The exercise
Scan the data beneath this task and copy each line that includes "Globale".

Provided information
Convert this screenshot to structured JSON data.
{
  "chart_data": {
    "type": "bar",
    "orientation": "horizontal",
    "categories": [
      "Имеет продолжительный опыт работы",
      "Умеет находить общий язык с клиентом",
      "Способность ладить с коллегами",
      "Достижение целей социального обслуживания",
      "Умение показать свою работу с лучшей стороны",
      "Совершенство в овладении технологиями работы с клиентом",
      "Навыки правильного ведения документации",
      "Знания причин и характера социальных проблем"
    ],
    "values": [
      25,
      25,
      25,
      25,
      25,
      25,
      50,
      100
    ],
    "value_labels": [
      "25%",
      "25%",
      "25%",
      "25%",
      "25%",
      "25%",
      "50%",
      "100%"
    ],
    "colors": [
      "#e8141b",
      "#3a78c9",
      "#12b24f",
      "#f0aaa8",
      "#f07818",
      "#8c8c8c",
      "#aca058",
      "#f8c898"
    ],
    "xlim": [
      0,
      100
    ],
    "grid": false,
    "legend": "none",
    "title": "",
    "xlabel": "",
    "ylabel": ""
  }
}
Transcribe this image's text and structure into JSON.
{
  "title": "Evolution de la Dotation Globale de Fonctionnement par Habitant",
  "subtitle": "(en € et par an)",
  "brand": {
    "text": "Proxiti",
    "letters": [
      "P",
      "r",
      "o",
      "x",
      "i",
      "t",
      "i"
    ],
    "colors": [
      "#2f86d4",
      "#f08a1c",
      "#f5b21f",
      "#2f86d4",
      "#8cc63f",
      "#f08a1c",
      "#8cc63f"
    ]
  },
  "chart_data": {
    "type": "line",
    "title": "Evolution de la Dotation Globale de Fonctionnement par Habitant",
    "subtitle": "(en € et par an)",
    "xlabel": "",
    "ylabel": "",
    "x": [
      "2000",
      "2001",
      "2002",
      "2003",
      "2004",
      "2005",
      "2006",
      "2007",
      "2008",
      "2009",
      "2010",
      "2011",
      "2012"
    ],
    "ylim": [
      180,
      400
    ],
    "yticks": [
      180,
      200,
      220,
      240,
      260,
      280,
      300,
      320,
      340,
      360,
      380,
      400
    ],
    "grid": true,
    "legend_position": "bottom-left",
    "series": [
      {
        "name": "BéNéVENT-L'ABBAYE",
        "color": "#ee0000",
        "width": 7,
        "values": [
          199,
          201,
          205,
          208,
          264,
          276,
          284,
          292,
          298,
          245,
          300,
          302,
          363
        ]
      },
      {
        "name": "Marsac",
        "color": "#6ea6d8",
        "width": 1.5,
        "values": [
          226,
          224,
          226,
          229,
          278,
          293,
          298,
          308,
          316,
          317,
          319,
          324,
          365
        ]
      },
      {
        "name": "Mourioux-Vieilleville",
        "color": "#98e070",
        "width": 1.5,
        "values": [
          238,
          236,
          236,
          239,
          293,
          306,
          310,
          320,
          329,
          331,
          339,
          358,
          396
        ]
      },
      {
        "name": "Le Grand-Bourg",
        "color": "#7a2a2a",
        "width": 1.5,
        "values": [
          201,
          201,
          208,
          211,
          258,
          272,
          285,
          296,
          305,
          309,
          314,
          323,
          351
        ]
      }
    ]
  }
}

Exercise response
  "title": "Evolution de la Dotation Globale de Fonctionnement par Habitant",
    "title": "Evolution de la Dotation Globale de Fonctionnement par Habitant",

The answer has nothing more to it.